WORK TO DO
Single out the lines that include the word "name". Copy them.

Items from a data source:

* BEGIN *

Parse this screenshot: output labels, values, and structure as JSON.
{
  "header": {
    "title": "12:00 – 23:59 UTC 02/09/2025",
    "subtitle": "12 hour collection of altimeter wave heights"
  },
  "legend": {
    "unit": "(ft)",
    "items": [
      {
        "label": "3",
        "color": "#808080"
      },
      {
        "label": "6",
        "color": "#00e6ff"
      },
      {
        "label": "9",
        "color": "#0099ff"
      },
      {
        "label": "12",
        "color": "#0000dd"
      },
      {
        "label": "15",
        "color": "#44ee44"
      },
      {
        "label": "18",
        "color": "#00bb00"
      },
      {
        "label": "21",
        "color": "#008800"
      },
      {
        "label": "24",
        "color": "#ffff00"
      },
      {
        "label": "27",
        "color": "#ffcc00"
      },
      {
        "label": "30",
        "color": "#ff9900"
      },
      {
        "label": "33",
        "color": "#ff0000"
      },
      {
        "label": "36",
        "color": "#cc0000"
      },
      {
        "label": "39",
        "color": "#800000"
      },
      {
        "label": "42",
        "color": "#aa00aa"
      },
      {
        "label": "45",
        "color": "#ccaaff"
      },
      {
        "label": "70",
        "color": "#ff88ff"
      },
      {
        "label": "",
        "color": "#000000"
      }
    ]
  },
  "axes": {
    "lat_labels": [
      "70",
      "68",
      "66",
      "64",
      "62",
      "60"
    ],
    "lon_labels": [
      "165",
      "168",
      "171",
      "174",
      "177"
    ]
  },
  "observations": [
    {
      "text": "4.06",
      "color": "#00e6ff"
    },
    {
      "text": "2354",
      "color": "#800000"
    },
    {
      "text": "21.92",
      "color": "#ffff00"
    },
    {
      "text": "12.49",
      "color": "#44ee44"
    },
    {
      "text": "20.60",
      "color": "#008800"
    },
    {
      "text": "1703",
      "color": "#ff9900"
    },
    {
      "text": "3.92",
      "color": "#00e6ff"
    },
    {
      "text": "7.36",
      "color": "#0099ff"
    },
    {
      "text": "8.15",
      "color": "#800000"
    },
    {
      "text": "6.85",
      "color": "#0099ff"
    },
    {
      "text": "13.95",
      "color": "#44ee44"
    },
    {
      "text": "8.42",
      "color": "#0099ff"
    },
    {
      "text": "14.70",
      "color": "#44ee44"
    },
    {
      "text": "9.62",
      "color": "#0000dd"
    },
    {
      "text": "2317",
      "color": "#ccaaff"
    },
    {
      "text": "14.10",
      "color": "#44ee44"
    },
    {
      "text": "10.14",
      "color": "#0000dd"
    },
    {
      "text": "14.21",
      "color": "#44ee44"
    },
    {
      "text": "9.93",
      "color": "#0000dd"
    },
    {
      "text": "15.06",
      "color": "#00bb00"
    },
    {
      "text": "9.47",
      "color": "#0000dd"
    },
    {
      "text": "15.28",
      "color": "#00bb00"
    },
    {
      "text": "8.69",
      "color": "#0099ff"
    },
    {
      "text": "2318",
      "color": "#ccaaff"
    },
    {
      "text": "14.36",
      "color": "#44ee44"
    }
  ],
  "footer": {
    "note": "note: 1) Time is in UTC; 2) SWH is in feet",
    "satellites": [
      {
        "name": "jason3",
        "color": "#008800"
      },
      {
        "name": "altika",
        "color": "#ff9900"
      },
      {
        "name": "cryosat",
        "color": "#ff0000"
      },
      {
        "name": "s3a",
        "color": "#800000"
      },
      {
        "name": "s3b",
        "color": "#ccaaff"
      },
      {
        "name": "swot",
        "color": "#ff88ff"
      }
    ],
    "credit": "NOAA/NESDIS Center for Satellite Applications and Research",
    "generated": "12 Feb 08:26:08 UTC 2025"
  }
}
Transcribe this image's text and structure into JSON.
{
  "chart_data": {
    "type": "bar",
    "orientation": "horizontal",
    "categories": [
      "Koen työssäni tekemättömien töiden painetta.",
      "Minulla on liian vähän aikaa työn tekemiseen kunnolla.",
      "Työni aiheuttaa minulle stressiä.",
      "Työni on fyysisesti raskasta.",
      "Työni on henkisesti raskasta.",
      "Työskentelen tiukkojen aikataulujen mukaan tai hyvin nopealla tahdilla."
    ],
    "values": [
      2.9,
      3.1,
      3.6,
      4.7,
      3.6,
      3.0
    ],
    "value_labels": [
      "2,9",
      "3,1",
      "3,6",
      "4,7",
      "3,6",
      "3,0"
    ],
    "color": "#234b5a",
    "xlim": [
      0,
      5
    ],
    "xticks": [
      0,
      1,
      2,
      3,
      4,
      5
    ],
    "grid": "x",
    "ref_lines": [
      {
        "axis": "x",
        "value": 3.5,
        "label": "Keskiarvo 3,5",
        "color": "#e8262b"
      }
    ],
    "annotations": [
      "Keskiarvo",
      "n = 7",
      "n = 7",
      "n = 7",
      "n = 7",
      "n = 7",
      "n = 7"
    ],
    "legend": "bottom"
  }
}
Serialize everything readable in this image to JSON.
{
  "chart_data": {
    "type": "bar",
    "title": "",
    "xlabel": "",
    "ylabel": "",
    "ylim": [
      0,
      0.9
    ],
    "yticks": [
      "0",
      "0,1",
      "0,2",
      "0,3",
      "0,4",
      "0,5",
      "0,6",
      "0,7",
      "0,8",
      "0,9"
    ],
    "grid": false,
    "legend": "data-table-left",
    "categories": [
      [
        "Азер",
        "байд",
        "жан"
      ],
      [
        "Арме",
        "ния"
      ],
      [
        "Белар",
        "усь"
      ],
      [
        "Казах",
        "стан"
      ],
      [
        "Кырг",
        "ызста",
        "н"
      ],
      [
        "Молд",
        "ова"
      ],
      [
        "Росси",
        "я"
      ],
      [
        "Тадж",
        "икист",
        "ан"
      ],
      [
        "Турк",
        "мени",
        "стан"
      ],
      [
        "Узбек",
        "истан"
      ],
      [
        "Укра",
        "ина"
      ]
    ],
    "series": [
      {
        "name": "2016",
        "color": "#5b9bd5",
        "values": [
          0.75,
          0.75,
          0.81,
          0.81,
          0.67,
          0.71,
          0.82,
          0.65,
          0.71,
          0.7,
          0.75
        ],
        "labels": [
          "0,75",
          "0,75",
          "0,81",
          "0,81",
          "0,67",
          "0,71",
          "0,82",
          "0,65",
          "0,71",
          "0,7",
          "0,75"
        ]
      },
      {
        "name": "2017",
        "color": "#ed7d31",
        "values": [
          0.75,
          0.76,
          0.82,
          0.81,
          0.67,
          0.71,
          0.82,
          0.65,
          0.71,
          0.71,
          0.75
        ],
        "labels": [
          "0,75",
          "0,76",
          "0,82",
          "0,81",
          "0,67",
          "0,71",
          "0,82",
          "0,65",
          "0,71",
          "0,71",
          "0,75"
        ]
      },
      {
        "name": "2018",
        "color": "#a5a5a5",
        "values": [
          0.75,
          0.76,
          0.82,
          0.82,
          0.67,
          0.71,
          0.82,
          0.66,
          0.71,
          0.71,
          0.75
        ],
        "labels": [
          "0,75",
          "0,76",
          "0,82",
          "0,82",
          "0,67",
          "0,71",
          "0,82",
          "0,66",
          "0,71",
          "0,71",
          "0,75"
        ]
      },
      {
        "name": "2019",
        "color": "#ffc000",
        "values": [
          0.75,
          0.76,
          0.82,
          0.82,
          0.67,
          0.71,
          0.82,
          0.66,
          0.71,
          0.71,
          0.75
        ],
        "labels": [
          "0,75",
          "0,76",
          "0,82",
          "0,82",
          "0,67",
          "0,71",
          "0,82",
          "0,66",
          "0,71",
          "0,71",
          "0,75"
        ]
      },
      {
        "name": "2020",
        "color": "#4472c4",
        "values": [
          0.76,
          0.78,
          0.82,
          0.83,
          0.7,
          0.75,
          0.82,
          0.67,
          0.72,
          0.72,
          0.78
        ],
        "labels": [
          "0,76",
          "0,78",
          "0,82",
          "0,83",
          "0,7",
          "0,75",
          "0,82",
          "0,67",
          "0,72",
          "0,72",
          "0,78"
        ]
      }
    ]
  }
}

* END *

RESULT BELOW
        "name": "jason3",
        "name": "altika",
        "name": "cryosat",
        "name": "s3a",
        "name": "s3b",
        "name": "swot",
        "name": "2016",
        "name": "2017",
        "name": "2018",
        "name": "2019",
        "name": "2020",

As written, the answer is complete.